• Given request: Copy everything in the data below exactly except the pictures.

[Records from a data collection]
___

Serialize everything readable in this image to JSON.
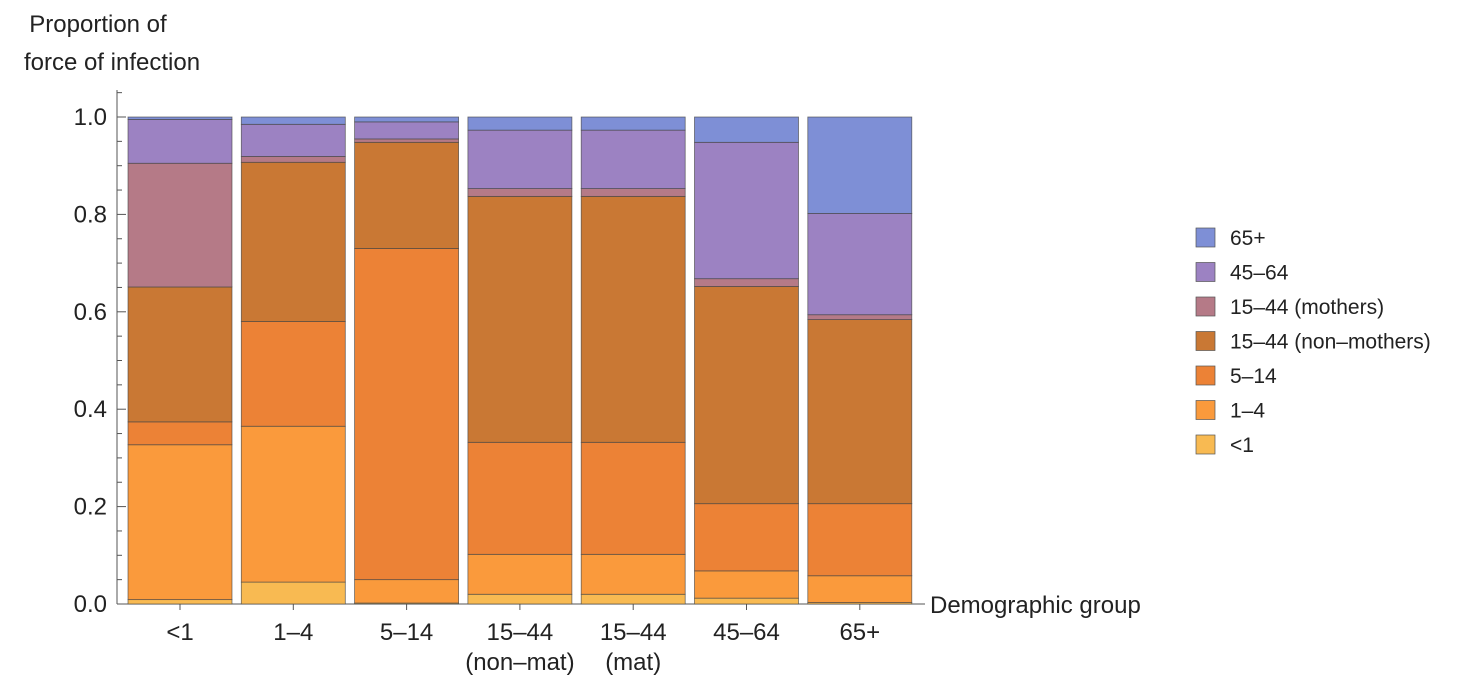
{
  "chart_data": {
    "type": "bar",
    "stacked": true,
    "ylabel_lines": [
      "Proportion of",
      "force of infection"
    ],
    "xlabel": "Demographic group",
    "ylim": [
      0,
      1.0
    ],
    "y_ticks": [
      "0.0",
      "0.2",
      "0.4",
      "0.6",
      "0.8",
      "1.0"
    ],
    "categories": [
      "<1",
      "1–4",
      "5–14",
      "15–44\n(non–mat)",
      "15–44\n(mat)",
      "45–64",
      "65+"
    ],
    "legend_position": "right",
    "series": [
      {
        "name": "<1",
        "color": "#F8BA52",
        "values": [
          0.009,
          0.045,
          0.002,
          0.02,
          0.02,
          0.012,
          0.003
        ]
      },
      {
        "name": "1–4",
        "color": "#FA9A3C",
        "values": [
          0.318,
          0.32,
          0.048,
          0.082,
          0.082,
          0.056,
          0.055
        ]
      },
      {
        "name": "5–14",
        "color": "#EC8236",
        "values": [
          0.047,
          0.215,
          0.68,
          0.23,
          0.23,
          0.138,
          0.148
        ]
      },
      {
        "name": "15–44 (non–mothers)",
        "color": "#C97834",
        "values": [
          0.277,
          0.327,
          0.218,
          0.505,
          0.505,
          0.446,
          0.378
        ]
      },
      {
        "name": "15–44 (mothers)",
        "color": "#B57A87",
        "values": [
          0.254,
          0.012,
          0.007,
          0.016,
          0.016,
          0.016,
          0.01
        ]
      },
      {
        "name": "45–64",
        "color": "#9C82C2",
        "values": [
          0.09,
          0.066,
          0.035,
          0.12,
          0.12,
          0.28,
          0.208
        ]
      },
      {
        "name": "65+",
        "color": "#7E8FD6",
        "values": [
          0.005,
          0.015,
          0.01,
          0.027,
          0.027,
          0.052,
          0.198
        ]
      }
    ],
    "legend_order": [
      "65+",
      "45–64",
      "15–44 (mothers)",
      "15–44 (non–mothers)",
      "5–14",
      "1–4",
      "<1"
    ]
  }
}
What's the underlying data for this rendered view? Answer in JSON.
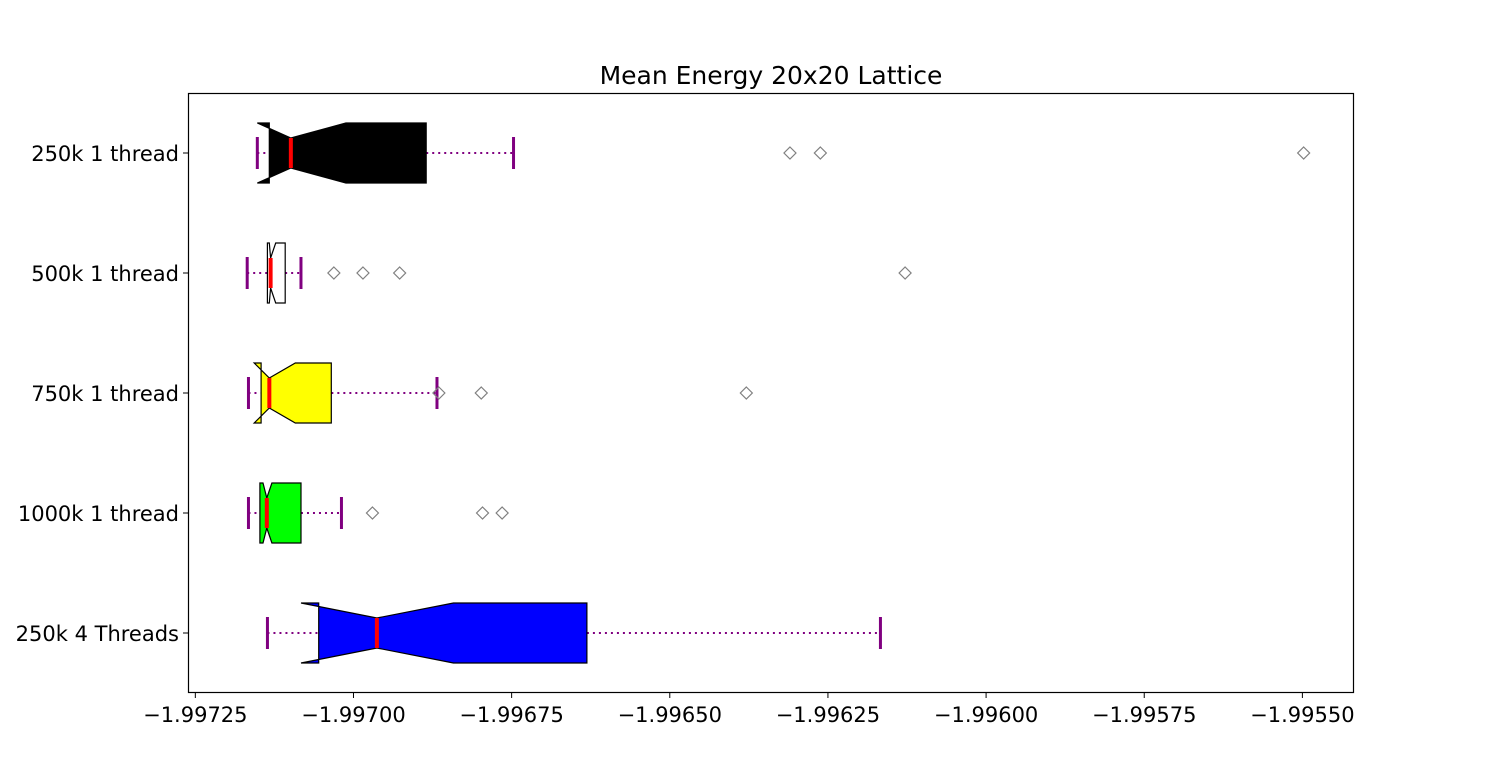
{
  "chart_data": {
    "type": "box",
    "orientation": "horizontal",
    "notched": true,
    "title": "Mean Energy 20x20 Lattice",
    "xlabel": "",
    "ylabel": "",
    "xlim": [
      -1.99726,
      -1.99542
    ],
    "grid": false,
    "x_ticks": [
      -1.99725,
      -1.997,
      -1.99675,
      -1.9965,
      -1.99625,
      -1.996,
      -1.99575,
      -1.9955
    ],
    "x_tick_labels": [
      "−1.99725",
      "−1.99700",
      "−1.99675",
      "−1.99650",
      "−1.99625",
      "−1.99600",
      "−1.99575",
      "−1.99550"
    ],
    "styles": {
      "whisker_color": "#800080",
      "cap_color": "#800080",
      "median_color": "#ff0000",
      "outlier_color": "#808080",
      "outlier_marker": "diamond",
      "box_edge_color": "#000000"
    },
    "series": [
      {
        "name": "250k 1 thread",
        "fill": "#000000",
        "whisker_low": -1.997152,
        "q1": -1.997133,
        "notch_low": -1.997152,
        "median": -1.997099,
        "notch_high": -1.997012,
        "q3": -1.996885,
        "whisker_high": -1.996747,
        "outliers": [
          -1.99631,
          -1.996262,
          -1.995498
        ]
      },
      {
        "name": "500k 1 thread",
        "fill": "#ffffff",
        "whisker_low": -1.997168,
        "q1": -1.997136,
        "notch_low": -1.997133,
        "median": -1.997131,
        "notch_high": -1.997123,
        "q3": -1.997108,
        "whisker_high": -1.997083,
        "outliers": [
          -1.997031,
          -1.996985,
          -1.996927,
          -1.996128
        ]
      },
      {
        "name": "750k 1 thread",
        "fill": "#ffff00",
        "whisker_low": -1.997166,
        "q1": -1.997146,
        "notch_low": -1.997157,
        "median": -1.997133,
        "notch_high": -1.997092,
        "q3": -1.997035,
        "whisker_high": -1.996868,
        "outliers": [
          -1.996865,
          -1.996798,
          -1.996379
        ]
      },
      {
        "name": "1000k 1 thread",
        "fill": "#00ff00",
        "whisker_low": -1.997166,
        "q1": -1.997148,
        "notch_low": -1.997143,
        "median": -1.997137,
        "notch_high": -1.997129,
        "q3": -1.997083,
        "whisker_high": -1.997019,
        "outliers": [
          -1.99697,
          -1.996796,
          -1.996765
        ]
      },
      {
        "name": "250k 4 Threads",
        "fill": "#0000ff",
        "whisker_low": -1.997136,
        "q1": -1.997055,
        "notch_low": -1.997083,
        "median": -1.996963,
        "notch_high": -1.996842,
        "q3": -1.996631,
        "whisker_high": -1.996167,
        "outliers": []
      }
    ]
  }
}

___

• Solution to the problem:
Serialize everything readable in this image to JSON.
{
  "chart_data": {
    "type": "bar",
    "stacked": true,
    "ylabel_lines": [
      "Proportion of",
      "force of infection"
    ],
    "xlabel": "Demographic group",
    "ylim": [
      0,
      1.0
    ],
    "y_ticks": [
      "0.0",
      "0.2",
      "0.4",
      "0.6",
      "0.8",
      "1.0"
    ],
    "categories": [
      "<1",
      "1–4",
      "5–14",
      "15–44\n(non–mat)",
      "15–44\n(mat)",
      "45–64",
      "65+"
    ],
    "legend_position": "right",
    "series": [
      {
        "name": "<1",
        "color": "#F8BA52",
        "values": [
          0.009,
          0.045,
          0.002,
          0.02,
          0.02,
          0.012,
          0.003
        ]
      },
      {
        "name": "1–4",
        "color": "#FA9A3C",
        "values": [
          0.318,
          0.32,
          0.048,
          0.082,
          0.082,
          0.056,
          0.055
        ]
      },
      {
        "name": "5–14",
        "color": "#EC8236",
        "values": [
          0.047,
          0.215,
          0.68,
          0.23,
          0.23,
          0.138,
          0.148
        ]
      },
      {
        "name": "15–44 (non–mothers)",
        "color": "#C97834",
        "values": [
          0.277,
          0.327,
          0.218,
          0.505,
          0.505,
          0.446,
          0.378
        ]
      },
      {
        "name": "15–44 (mothers)",
        "color": "#B57A87",
        "values": [
          0.254,
          0.012,
          0.007,
          0.016,
          0.016,
          0.016,
          0.01
        ]
      },
      {
        "name": "45–64",
        "color": "#9C82C2",
        "values": [
          0.09,
          0.066,
          0.035,
          0.12,
          0.12,
          0.28,
          0.208
        ]
      },
      {
        "name": "65+",
        "color": "#7E8FD6",
        "values": [
          0.005,
          0.015,
          0.01,
          0.027,
          0.027,
          0.052,
          0.198
        ]
      }
    ],
    "legend_order": [
      "65+",
      "45–64",
      "15–44 (mothers)",
      "15–44 (non–mothers)",
      "5–14",
      "1–4",
      "<1"
    ]
  }
}
What's the underlying data for this rendered view? Answer in JSON.
{
  "chart_data": {
    "type": "box",
    "orientation": "horizontal",
    "notched": true,
    "title": "Mean Energy 20x20 Lattice",
    "xlabel": "",
    "ylabel": "",
    "xlim": [
      -1.99726,
      -1.99542
    ],
    "grid": false,
    "x_ticks": [
      -1.99725,
      -1.997,
      -1.99675,
      -1.9965,
      -1.99625,
      -1.996,
      -1.99575,
      -1.9955
    ],
    "x_tick_labels": [
      "−1.99725",
      "−1.99700",
      "−1.99675",
      "−1.99650",
      "−1.99625",
      "−1.99600",
      "−1.99575",
      "−1.99550"
    ],
    "styles": {
      "whisker_color": "#800080",
      "cap_color": "#800080",
      "median_color": "#ff0000",
      "outlier_color": "#808080",
      "outlier_marker": "diamond",
      "box_edge_color": "#000000"
    },
    "series": [
      {
        "name": "250k 1 thread",
        "fill": "#000000",
        "whisker_low": -1.997152,
        "q1": -1.997133,
        "notch_low": -1.997152,
        "median": -1.997099,
        "notch_high": -1.997012,
        "q3": -1.996885,
        "whisker_high": -1.996747,
        "outliers": [
          -1.99631,
          -1.996262,
          -1.995498
        ]
      },
      {
        "name": "500k 1 thread",
        "fill": "#ffffff",
        "whisker_low": -1.997168,
        "q1": -1.997136,
        "notch_low": -1.997133,
        "median": -1.997131,
        "notch_high": -1.997123,
        "q3": -1.997108,
        "whisker_high": -1.997083,
        "outliers": [
          -1.997031,
          -1.996985,
          -1.996927,
          -1.996128
        ]
      },
      {
        "name": "750k 1 thread",
        "fill": "#ffff00",
        "whisker_low": -1.997166,
        "q1": -1.997146,
        "notch_low": -1.997157,
        "median": -1.997133,
        "notch_high": -1.997092,
        "q3": -1.997035,
        "whisker_high": -1.996868,
        "outliers": [
          -1.996865,
          -1.996798,
          -1.996379
        ]
      },
      {
        "name": "1000k 1 thread",
        "fill": "#00ff00",
        "whisker_low": -1.997166,
        "q1": -1.997148,
        "notch_low": -1.997143,
        "median": -1.997137,
        "notch_high": -1.997129,
        "q3": -1.997083,
        "whisker_high": -1.997019,
        "outliers": [
          -1.99697,
          -1.996796,
          -1.996765
        ]
      },
      {
        "name": "250k 4 Threads",
        "fill": "#0000ff",
        "whisker_low": -1.997136,
        "q1": -1.997055,
        "notch_low": -1.997083,
        "median": -1.996963,
        "notch_high": -1.996842,
        "q3": -1.996631,
        "whisker_high": -1.996167,
        "outliers": []
      }
    ]
  }
}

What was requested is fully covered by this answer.